(Task instructions) Please restate the following records word for word.

(Extracted data)
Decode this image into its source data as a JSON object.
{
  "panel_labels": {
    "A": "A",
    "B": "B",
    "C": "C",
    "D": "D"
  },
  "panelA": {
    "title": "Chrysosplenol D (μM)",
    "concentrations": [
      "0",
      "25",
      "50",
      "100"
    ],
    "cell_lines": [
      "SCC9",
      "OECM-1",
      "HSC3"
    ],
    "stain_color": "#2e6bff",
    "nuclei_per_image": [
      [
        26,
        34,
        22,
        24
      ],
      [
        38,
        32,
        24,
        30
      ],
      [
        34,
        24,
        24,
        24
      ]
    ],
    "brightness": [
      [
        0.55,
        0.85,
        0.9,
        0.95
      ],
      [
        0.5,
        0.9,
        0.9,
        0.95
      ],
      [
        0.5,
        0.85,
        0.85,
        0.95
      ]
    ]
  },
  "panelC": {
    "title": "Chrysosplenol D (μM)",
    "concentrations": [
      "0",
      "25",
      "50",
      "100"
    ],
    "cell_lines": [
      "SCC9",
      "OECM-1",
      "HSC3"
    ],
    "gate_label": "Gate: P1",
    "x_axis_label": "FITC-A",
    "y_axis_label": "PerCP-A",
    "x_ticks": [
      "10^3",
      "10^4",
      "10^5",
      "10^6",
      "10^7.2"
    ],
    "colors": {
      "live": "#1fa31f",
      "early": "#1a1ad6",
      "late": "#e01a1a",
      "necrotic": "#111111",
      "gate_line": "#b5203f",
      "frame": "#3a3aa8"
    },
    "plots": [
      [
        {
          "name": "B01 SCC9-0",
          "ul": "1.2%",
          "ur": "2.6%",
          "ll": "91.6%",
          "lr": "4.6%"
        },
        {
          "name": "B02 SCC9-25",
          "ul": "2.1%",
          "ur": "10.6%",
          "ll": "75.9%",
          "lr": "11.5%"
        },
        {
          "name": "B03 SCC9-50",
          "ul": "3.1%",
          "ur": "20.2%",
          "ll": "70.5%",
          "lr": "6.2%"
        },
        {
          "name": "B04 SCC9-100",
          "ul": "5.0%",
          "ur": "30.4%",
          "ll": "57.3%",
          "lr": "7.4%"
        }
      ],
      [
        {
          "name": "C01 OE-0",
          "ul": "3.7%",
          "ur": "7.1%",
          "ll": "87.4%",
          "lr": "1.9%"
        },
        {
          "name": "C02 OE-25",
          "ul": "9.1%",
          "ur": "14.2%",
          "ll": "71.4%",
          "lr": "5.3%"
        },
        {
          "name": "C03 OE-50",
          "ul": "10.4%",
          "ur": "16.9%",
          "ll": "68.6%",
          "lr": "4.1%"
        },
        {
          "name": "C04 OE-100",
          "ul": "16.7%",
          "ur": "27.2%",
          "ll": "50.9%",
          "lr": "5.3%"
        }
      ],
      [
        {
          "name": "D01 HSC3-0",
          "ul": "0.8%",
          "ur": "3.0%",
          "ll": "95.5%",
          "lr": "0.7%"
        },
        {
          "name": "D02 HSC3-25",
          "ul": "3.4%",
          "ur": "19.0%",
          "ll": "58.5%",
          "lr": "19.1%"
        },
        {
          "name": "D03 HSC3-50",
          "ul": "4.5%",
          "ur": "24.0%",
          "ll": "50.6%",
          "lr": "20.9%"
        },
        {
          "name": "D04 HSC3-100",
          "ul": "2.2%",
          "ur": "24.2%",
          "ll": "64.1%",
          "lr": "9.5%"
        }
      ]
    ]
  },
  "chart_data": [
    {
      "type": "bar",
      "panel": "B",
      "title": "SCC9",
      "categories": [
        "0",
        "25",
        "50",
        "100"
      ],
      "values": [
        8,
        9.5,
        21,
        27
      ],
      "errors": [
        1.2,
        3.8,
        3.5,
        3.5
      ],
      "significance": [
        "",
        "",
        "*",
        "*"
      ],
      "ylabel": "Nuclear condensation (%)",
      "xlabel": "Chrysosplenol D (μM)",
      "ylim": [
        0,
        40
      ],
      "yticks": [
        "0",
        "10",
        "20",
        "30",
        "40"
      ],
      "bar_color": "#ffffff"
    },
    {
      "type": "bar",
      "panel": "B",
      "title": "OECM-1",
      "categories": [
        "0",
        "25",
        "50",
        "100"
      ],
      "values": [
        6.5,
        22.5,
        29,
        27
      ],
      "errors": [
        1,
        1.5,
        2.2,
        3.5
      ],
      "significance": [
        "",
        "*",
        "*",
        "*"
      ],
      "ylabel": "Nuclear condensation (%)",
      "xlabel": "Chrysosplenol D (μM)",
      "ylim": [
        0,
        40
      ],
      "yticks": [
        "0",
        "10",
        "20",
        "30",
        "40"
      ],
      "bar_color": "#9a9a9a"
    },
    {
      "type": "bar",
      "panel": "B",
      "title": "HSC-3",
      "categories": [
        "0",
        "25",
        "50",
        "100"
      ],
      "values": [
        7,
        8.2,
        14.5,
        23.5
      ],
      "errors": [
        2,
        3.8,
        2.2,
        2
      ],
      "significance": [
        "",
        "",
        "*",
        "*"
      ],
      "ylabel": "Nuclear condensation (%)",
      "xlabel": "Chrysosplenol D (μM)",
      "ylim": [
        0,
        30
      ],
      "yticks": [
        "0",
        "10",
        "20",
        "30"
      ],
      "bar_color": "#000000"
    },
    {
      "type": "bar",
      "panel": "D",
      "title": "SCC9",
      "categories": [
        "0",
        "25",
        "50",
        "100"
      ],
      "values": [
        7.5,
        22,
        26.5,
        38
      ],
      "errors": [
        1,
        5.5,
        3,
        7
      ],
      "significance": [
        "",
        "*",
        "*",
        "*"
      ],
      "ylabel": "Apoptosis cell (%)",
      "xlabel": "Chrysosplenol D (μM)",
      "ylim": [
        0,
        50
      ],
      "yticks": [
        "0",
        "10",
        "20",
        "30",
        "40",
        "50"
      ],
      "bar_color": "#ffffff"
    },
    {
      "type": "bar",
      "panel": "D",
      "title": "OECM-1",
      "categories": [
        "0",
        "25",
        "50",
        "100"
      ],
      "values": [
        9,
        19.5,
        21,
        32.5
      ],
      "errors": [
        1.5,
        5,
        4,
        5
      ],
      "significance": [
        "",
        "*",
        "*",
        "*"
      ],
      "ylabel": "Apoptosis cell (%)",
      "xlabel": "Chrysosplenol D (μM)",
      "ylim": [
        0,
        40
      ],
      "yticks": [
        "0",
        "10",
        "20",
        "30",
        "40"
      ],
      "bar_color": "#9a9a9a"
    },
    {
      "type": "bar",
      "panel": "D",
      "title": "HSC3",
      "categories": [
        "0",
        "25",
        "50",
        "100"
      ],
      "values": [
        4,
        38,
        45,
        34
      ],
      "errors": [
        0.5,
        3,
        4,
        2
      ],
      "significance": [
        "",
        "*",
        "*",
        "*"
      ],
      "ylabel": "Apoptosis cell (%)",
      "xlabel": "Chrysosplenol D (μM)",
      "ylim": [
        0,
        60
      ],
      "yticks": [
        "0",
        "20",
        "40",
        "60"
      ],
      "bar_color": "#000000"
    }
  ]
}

(Complete answer)
Decode this image into its source data as a JSON object.
{
  "panel_labels": {
    "A": "A",
    "B": "B",
    "C": "C",
    "D": "D"
  },
  "panelA": {
    "title": "Chrysosplenol D (μM)",
    "concentrations": [
      "0",
      "25",
      "50",
      "100"
    ],
    "cell_lines": [
      "SCC9",
      "OECM-1",
      "HSC3"
    ],
    "stain_color": "#2e6bff",
    "nuclei_per_image": [
      [
        26,
        34,
        22,
        24
      ],
      [
        38,
        32,
        24,
        30
      ],
      [
        34,
        24,
        24,
        24
      ]
    ],
    "brightness": [
      [
        0.55,
        0.85,
        0.9,
        0.95
      ],
      [
        0.5,
        0.9,
        0.9,
        0.95
      ],
      [
        0.5,
        0.85,
        0.85,
        0.95
      ]
    ]
  },
  "panelC": {
    "title": "Chrysosplenol D (μM)",
    "concentrations": [
      "0",
      "25",
      "50",
      "100"
    ],
    "cell_lines": [
      "SCC9",
      "OECM-1",
      "HSC3"
    ],
    "gate_label": "Gate: P1",
    "x_axis_label": "FITC-A",
    "y_axis_label": "PerCP-A",
    "x_ticks": [
      "10^3",
      "10^4",
      "10^5",
      "10^6",
      "10^7.2"
    ],
    "colors": {
      "live": "#1fa31f",
      "early": "#1a1ad6",
      "late": "#e01a1a",
      "necrotic": "#111111",
      "gate_line": "#b5203f",
      "frame": "#3a3aa8"
    },
    "plots": [
      [
        {
          "name": "B01 SCC9-0",
          "ul": "1.2%",
          "ur": "2.6%",
          "ll": "91.6%",
          "lr": "4.6%"
        },
        {
          "name": "B02 SCC9-25",
          "ul": "2.1%",
          "ur": "10.6%",
          "ll": "75.9%",
          "lr": "11.5%"
        },
        {
          "name": "B03 SCC9-50",
          "ul": "3.1%",
          "ur": "20.2%",
          "ll": "70.5%",
          "lr": "6.2%"
        },
        {
          "name": "B04 SCC9-100",
          "ul": "5.0%",
          "ur": "30.4%",
          "ll": "57.3%",
          "lr": "7.4%"
        }
      ],
      [
        {
          "name": "C01 OE-0",
          "ul": "3.7%",
          "ur": "7.1%",
          "ll": "87.4%",
          "lr": "1.9%"
        },
        {
          "name": "C02 OE-25",
          "ul": "9.1%",
          "ur": "14.2%",
          "ll": "71.4%",
          "lr": "5.3%"
        },
        {
          "name": "C03 OE-50",
          "ul": "10.4%",
          "ur": "16.9%",
          "ll": "68.6%",
          "lr": "4.1%"
        },
        {
          "name": "C04 OE-100",
          "ul": "16.7%",
          "ur": "27.2%",
          "ll": "50.9%",
          "lr": "5.3%"
        }
      ],
      [
        {
          "name": "D01 HSC3-0",
          "ul": "0.8%",
          "ur": "3.0%",
          "ll": "95.5%",
          "lr": "0.7%"
        },
        {
          "name": "D02 HSC3-25",
          "ul": "3.4%",
          "ur": "19.0%",
          "ll": "58.5%",
          "lr": "19.1%"
        },
        {
          "name": "D03 HSC3-50",
          "ul": "4.5%",
          "ur": "24.0%",
          "ll": "50.6%",
          "lr": "20.9%"
        },
        {
          "name": "D04 HSC3-100",
          "ul": "2.2%",
          "ur": "24.2%",
          "ll": "64.1%",
          "lr": "9.5%"
        }
      ]
    ]
  },
  "chart_data": [
    {
      "type": "bar",
      "panel": "B",
      "title": "SCC9",
      "categories": [
        "0",
        "25",
        "50",
        "100"
      ],
      "values": [
        8,
        9.5,
        21,
        27
      ],
      "errors": [
        1.2,
        3.8,
        3.5,
        3.5
      ],
      "significance": [
        "",
        "",
        "*",
        "*"
      ],
      "ylabel": "Nuclear condensation (%)",
      "xlabel": "Chrysosplenol D (μM)",
      "ylim": [
        0,
        40
      ],
      "yticks": [
        "0",
        "10",
        "20",
        "30",
        "40"
      ],
      "bar_color": "#ffffff"
    },
    {
      "type": "bar",
      "panel": "B",
      "title": "OECM-1",
      "categories": [
        "0",
        "25",
        "50",
        "100"
      ],
      "values": [
        6.5,
        22.5,
        29,
        27
      ],
      "errors": [
        1,
        1.5,
        2.2,
        3.5
      ],
      "significance": [
        "",
        "*",
        "*",
        "*"
      ],
      "ylabel": "Nuclear condensation (%)",
      "xlabel": "Chrysosplenol D (μM)",
      "ylim": [
        0,
        40
      ],
      "yticks": [
        "0",
        "10",
        "20",
        "30",
        "40"
      ],
      "bar_color": "#9a9a9a"
    },
    {
      "type": "bar",
      "panel": "B",
      "title": "HSC-3",
      "categories": [
        "0",
        "25",
        "50",
        "100"
      ],
      "values": [
        7,
        8.2,
        14.5,
        23.5
      ],
      "errors": [
        2,
        3.8,
        2.2,
        2
      ],
      "significance": [
        "",
        "",
        "*",
        "*"
      ],
      "ylabel": "Nuclear condensation (%)",
      "xlabel": "Chrysosplenol D (μM)",
      "ylim": [
        0,
        30
      ],
      "yticks": [
        "0",
        "10",
        "20",
        "30"
      ],
      "bar_color": "#000000"
    },
    {
      "type": "bar",
      "panel": "D",
      "title": "SCC9",
      "categories": [
        "0",
        "25",
        "50",
        "100"
      ],
      "values": [
        7.5,
        22,
        26.5,
        38
      ],
      "errors": [
        1,
        5.5,
        3,
        7
      ],
      "significance": [
        "",
        "*",
        "*",
        "*"
      ],
      "ylabel": "Apoptosis cell (%)",
      "xlabel": "Chrysosplenol D (μM)",
      "ylim": [
        0,
        50
      ],
      "yticks": [
        "0",
        "10",
        "20",
        "30",
        "40",
        "50"
      ],
      "bar_color": "#ffffff"
    },
    {
      "type": "bar",
      "panel": "D",
      "title": "OECM-1",
      "categories": [
        "0",
        "25",
        "50",
        "100"
      ],
      "values": [
        9,
        19.5,
        21,
        32.5
      ],
      "errors": [
        1.5,
        5,
        4,
        5
      ],
      "significance": [
        "",
        "*",
        "*",
        "*"
      ],
      "ylabel": "Apoptosis cell (%)",
      "xlabel": "Chrysosplenol D (μM)",
      "ylim": [
        0,
        40
      ],
      "yticks": [
        "0",
        "10",
        "20",
        "30",
        "40"
      ],
      "bar_color": "#9a9a9a"
    },
    {
      "type": "bar",
      "panel": "D",
      "title": "HSC3",
      "categories": [
        "0",
        "25",
        "50",
        "100"
      ],
      "values": [
        4,
        38,
        45,
        34
      ],
      "errors": [
        0.5,
        3,
        4,
        2
      ],
      "significance": [
        "",
        "*",
        "*",
        "*"
      ],
      "ylabel": "Apoptosis cell (%)",
      "xlabel": "Chrysosplenol D (μM)",
      "ylim": [
        0,
        60
      ],
      "yticks": [
        "0",
        "20",
        "40",
        "60"
      ],
      "bar_color": "#000000"
    }
  ]
}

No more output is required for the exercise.